▸ What is being asked
Would you write out the entries below, every one of them, exactly?

[Raw records]
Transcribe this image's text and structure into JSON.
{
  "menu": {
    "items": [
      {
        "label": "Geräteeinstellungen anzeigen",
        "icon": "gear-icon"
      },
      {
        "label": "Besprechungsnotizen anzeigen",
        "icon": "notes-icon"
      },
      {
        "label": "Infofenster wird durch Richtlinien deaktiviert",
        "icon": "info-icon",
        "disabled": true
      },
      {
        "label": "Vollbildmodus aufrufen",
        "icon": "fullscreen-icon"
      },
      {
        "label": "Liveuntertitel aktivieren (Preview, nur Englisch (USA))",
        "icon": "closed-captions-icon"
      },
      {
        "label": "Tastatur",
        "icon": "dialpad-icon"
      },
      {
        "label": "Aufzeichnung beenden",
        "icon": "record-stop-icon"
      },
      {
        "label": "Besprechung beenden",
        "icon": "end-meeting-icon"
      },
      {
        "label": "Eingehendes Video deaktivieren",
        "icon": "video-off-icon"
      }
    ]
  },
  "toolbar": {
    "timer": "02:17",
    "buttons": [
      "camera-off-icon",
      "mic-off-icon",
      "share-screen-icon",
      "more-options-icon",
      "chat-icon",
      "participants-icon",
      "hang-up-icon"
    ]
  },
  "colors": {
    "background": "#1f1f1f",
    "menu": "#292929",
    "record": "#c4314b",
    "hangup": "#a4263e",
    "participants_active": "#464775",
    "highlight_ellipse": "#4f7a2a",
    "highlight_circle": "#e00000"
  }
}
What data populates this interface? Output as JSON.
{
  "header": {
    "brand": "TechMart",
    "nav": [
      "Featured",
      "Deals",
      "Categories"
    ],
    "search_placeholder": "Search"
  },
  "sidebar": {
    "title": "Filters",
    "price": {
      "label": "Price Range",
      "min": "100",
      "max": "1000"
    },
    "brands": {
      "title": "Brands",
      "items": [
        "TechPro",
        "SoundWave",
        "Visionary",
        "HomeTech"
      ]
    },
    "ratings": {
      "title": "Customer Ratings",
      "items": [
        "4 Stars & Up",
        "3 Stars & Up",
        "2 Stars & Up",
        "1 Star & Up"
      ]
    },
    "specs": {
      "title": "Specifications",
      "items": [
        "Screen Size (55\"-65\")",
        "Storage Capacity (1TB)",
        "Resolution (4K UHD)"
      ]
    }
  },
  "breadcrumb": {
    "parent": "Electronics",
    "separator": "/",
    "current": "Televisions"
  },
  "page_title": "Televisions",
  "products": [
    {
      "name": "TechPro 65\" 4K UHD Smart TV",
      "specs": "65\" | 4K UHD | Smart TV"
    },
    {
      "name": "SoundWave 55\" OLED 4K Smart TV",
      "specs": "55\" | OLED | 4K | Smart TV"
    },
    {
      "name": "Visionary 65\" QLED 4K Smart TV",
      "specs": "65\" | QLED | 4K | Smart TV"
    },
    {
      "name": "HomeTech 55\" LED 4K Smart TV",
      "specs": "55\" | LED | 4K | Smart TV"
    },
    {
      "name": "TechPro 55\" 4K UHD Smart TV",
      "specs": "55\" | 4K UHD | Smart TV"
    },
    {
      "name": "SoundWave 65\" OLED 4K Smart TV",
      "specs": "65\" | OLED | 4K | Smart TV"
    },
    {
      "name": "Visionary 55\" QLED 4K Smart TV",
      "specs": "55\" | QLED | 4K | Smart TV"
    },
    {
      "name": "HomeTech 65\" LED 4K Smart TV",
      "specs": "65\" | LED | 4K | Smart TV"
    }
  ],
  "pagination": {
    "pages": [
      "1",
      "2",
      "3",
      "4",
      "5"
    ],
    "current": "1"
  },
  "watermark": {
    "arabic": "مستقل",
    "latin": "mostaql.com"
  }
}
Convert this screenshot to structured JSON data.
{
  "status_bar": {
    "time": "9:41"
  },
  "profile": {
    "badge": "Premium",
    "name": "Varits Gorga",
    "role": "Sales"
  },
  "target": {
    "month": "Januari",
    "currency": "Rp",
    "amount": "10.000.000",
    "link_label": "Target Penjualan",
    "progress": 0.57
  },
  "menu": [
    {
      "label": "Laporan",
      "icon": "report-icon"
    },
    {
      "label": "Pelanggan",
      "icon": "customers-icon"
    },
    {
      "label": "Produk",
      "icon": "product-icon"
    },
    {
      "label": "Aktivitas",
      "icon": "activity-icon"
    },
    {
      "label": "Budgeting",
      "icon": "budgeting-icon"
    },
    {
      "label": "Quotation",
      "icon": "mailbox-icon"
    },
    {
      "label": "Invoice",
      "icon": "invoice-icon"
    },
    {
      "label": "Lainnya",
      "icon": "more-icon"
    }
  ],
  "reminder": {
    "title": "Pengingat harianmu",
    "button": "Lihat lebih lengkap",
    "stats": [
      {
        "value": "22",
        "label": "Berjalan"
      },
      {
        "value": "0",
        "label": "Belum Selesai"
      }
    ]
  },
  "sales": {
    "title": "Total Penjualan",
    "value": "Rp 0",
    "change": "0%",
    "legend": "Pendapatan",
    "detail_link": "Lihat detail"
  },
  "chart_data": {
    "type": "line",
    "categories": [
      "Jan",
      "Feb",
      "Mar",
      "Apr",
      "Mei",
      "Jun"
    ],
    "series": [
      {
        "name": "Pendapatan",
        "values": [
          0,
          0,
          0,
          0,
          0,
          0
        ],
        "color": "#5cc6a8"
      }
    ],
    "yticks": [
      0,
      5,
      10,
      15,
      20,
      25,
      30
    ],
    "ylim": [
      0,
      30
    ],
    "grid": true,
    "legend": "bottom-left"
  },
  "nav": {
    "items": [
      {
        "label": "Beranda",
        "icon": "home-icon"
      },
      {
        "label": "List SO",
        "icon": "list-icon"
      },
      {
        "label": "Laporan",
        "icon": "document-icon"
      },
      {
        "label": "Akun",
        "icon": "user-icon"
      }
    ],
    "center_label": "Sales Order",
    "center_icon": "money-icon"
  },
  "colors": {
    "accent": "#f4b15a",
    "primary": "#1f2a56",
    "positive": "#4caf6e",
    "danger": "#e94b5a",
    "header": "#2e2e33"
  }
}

▸ Answer to the exercise
Transcribe this image's text and structure into JSON.
{
  "menu": {
    "items": [
      {
        "label": "Geräteeinstellungen anzeigen",
        "icon": "gear-icon"
      },
      {
        "label": "Besprechungsnotizen anzeigen",
        "icon": "notes-icon"
      },
      {
        "label": "Infofenster wird durch Richtlinien deaktiviert",
        "icon": "info-icon",
        "disabled": true
      },
      {
        "label": "Vollbildmodus aufrufen",
        "icon": "fullscreen-icon"
      },
      {
        "label": "Liveuntertitel aktivieren (Preview, nur Englisch (USA))",
        "icon": "closed-captions-icon"
      },
      {
        "label": "Tastatur",
        "icon": "dialpad-icon"
      },
      {
        "label": "Aufzeichnung beenden",
        "icon": "record-stop-icon"
      },
      {
        "label": "Besprechung beenden",
        "icon": "end-meeting-icon"
      },
      {
        "label": "Eingehendes Video deaktivieren",
        "icon": "video-off-icon"
      }
    ]
  },
  "toolbar": {
    "timer": "02:17",
    "buttons": [
      "camera-off-icon",
      "mic-off-icon",
      "share-screen-icon",
      "more-options-icon",
      "chat-icon",
      "participants-icon",
      "hang-up-icon"
    ]
  },
  "colors": {
    "background": "#1f1f1f",
    "menu": "#292929",
    "record": "#c4314b",
    "hangup": "#a4263e",
    "participants_active": "#464775",
    "highlight_ellipse": "#4f7a2a",
    "highlight_circle": "#e00000"
  }
}
What data populates this interface? Output as JSON.
{
  "header": {
    "brand": "TechMart",
    "nav": [
      "Featured",
      "Deals",
      "Categories"
    ],
    "search_placeholder": "Search"
  },
  "sidebar": {
    "title": "Filters",
    "price": {
      "label": "Price Range",
      "min": "100",
      "max": "1000"
    },
    "brands": {
      "title": "Brands",
      "items": [
        "TechPro",
        "SoundWave",
        "Visionary",
        "HomeTech"
      ]
    },
    "ratings": {
      "title": "Customer Ratings",
      "items": [
        "4 Stars & Up",
        "3 Stars & Up",
        "2 Stars & Up",
        "1 Star & Up"
      ]
    },
    "specs": {
      "title": "Specifications",
      "items": [
        "Screen Size (55\"-65\")",
        "Storage Capacity (1TB)",
        "Resolution (4K UHD)"
      ]
    }
  },
  "breadcrumb": {
    "parent": "Electronics",
    "separator": "/",
    "current": "Televisions"
  },
  "page_title": "Televisions",
  "products": [
    {
      "name": "TechPro 65\" 4K UHD Smart TV",
      "specs": "65\" | 4K UHD | Smart TV"
    },
    {
      "name": "SoundWave 55\" OLED 4K Smart TV",
      "specs": "55\" | OLED | 4K | Smart TV"
    },
    {
      "name": "Visionary 65\" QLED 4K Smart TV",
      "specs": "65\" | QLED | 4K | Smart TV"
    },
    {
      "name": "HomeTech 55\" LED 4K Smart TV",
      "specs": "55\" | LED | 4K | Smart TV"
    },
    {
      "name": "TechPro 55\" 4K UHD Smart TV",
      "specs": "55\" | 4K UHD | Smart TV"
    },
    {
      "name": "SoundWave 65\" OLED 4K Smart TV",
      "specs": "65\" | OLED | 4K | Smart TV"
    },
    {
      "name": "Visionary 55\" QLED 4K Smart TV",
      "specs": "55\" | QLED | 4K | Smart TV"
    },
    {
      "name": "HomeTech 65\" LED 4K Smart TV",
      "specs": "65\" | LED | 4K | Smart TV"
    }
  ],
  "pagination": {
    "pages": [
      "1",
      "2",
      "3",
      "4",
      "5"
    ],
    "current": "1"
  },
  "watermark": {
    "arabic": "مستقل",
    "latin": "mostaql.com"
  }
}
Convert this screenshot to structured JSON data.
{
  "status_bar": {
    "time": "9:41"
  },
  "profile": {
    "badge": "Premium",
    "name": "Varits Gorga",
    "role": "Sales"
  },
  "target": {
    "month": "Januari",
    "currency": "Rp",
    "amount": "10.000.000",
    "link_label": "Target Penjualan",
    "progress": 0.57
  },
  "menu": [
    {
      "label": "Laporan",
      "icon": "report-icon"
    },
    {
      "label": "Pelanggan",
      "icon": "customers-icon"
    },
    {
      "label": "Produk",
      "icon": "product-icon"
    },
    {
      "label": "Aktivitas",
      "icon": "activity-icon"
    },
    {
      "label": "Budgeting",
      "icon": "budgeting-icon"
    },
    {
      "label": "Quotation",
      "icon": "mailbox-icon"
    },
    {
      "label": "Invoice",
      "icon": "invoice-icon"
    },
    {
      "label": "Lainnya",
      "icon": "more-icon"
    }
  ],
  "reminder": {
    "title": "Pengingat harianmu",
    "button": "Lihat lebih lengkap",
    "stats": [
      {
        "value": "22",
        "label": "Berjalan"
      },
      {
        "value": "0",
        "label": "Belum Selesai"
      }
    ]
  },
  "sales": {
    "title": "Total Penjualan",
    "value": "Rp 0",
    "change": "0%",
    "legend": "Pendapatan",
    "detail_link": "Lihat detail"
  },
  "chart_data": {
    "type": "line",
    "categories": [
      "Jan",
      "Feb",
      "Mar",
      "Apr",
      "Mei",
      "Jun"
    ],
    "series": [
      {
        "name": "Pendapatan",
        "values": [
          0,
          0,
          0,
          0,
          0,
          0
        ],
        "color": "#5cc6a8"
      }
    ],
    "yticks": [
      0,
      5,
      10,
      15,
      20,
      25,
      30
    ],
    "ylim": [
      0,
      30
    ],
    "grid": true,
    "legend": "bottom-left"
  },
  "nav": {
    "items": [
      {
        "label": "Beranda",
        "icon": "home-icon"
      },
      {
        "label": "List SO",
        "icon": "list-icon"
      },
      {
        "label": "Laporan",
        "icon": "document-icon"
      },
      {
        "label": "Akun",
        "icon": "user-icon"
      }
    ],
    "center_label": "Sales Order",
    "center_icon": "money-icon"
  },
  "colors": {
    "accent": "#f4b15a",
    "primary": "#1f2a56",
    "positive": "#4caf6e",
    "danger": "#e94b5a",
    "header": "#2e2e33"
  }
}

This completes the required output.